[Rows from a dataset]
▼

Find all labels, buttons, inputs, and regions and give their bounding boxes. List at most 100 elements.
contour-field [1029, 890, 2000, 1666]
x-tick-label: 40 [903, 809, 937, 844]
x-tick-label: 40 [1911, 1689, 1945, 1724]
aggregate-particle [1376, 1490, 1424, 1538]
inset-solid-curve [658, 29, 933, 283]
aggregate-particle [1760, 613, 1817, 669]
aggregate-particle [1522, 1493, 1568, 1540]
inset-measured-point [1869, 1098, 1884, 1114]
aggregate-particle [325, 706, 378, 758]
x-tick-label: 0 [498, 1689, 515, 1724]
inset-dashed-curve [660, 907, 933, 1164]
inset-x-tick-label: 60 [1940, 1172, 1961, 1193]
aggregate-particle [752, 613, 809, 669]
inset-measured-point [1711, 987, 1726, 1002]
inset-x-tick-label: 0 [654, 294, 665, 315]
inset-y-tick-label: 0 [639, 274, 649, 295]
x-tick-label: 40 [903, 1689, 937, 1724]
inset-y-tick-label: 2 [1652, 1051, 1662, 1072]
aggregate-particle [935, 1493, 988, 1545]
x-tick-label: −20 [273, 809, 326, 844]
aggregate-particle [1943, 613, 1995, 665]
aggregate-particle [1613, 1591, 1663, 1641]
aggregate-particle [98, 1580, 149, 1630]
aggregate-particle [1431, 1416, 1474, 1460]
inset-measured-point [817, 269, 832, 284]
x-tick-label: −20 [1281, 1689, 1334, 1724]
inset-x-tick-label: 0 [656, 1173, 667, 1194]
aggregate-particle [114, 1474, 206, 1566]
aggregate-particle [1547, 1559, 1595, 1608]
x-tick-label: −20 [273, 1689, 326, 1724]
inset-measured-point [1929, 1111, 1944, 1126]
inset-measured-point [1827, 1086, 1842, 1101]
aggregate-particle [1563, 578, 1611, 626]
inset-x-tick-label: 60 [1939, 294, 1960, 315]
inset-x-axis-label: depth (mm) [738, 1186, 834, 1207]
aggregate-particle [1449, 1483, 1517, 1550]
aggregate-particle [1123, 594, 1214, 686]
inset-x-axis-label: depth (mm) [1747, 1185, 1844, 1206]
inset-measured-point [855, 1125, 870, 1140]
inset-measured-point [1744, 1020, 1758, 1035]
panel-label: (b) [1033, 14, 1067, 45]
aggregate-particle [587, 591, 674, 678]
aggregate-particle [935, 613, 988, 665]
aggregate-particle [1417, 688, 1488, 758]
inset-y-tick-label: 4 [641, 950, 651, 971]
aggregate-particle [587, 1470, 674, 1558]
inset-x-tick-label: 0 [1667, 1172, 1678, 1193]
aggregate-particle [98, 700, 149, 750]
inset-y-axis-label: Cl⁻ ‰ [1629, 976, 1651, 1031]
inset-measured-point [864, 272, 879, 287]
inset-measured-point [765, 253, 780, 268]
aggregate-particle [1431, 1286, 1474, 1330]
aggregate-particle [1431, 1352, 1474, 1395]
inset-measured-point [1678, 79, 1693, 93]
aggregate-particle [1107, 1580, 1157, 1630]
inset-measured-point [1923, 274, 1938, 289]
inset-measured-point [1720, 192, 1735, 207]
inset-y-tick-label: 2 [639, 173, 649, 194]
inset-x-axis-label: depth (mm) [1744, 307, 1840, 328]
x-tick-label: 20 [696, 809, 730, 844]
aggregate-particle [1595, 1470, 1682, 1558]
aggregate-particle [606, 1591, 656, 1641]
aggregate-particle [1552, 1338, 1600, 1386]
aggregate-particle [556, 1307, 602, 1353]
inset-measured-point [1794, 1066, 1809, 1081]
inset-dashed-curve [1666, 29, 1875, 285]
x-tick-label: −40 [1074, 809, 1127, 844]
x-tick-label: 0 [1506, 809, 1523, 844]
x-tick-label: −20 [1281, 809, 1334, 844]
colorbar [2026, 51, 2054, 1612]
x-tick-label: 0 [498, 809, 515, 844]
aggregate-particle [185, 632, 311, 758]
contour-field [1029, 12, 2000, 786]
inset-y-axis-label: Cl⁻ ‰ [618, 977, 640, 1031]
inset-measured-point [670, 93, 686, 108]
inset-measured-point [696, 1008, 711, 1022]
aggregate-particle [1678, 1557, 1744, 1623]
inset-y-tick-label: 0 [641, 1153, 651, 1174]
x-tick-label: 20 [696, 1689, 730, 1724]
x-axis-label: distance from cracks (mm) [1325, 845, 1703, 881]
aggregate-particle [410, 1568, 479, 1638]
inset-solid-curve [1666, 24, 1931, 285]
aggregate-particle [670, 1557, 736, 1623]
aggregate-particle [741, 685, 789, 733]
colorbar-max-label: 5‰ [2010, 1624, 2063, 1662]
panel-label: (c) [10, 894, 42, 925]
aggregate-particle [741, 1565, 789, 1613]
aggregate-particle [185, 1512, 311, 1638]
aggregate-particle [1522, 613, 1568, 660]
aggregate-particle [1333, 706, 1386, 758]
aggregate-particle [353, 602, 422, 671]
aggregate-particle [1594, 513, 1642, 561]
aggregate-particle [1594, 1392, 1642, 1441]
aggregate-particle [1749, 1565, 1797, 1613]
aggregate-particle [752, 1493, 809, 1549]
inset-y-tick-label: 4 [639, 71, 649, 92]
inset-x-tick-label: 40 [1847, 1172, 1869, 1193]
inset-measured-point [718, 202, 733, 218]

▲

THE REQUEST: How many of the lines above contain the string "contour", with uppercase and lowercase treated as different? Reply with only the number.

OUTPUT OF THE EXERCISE: 2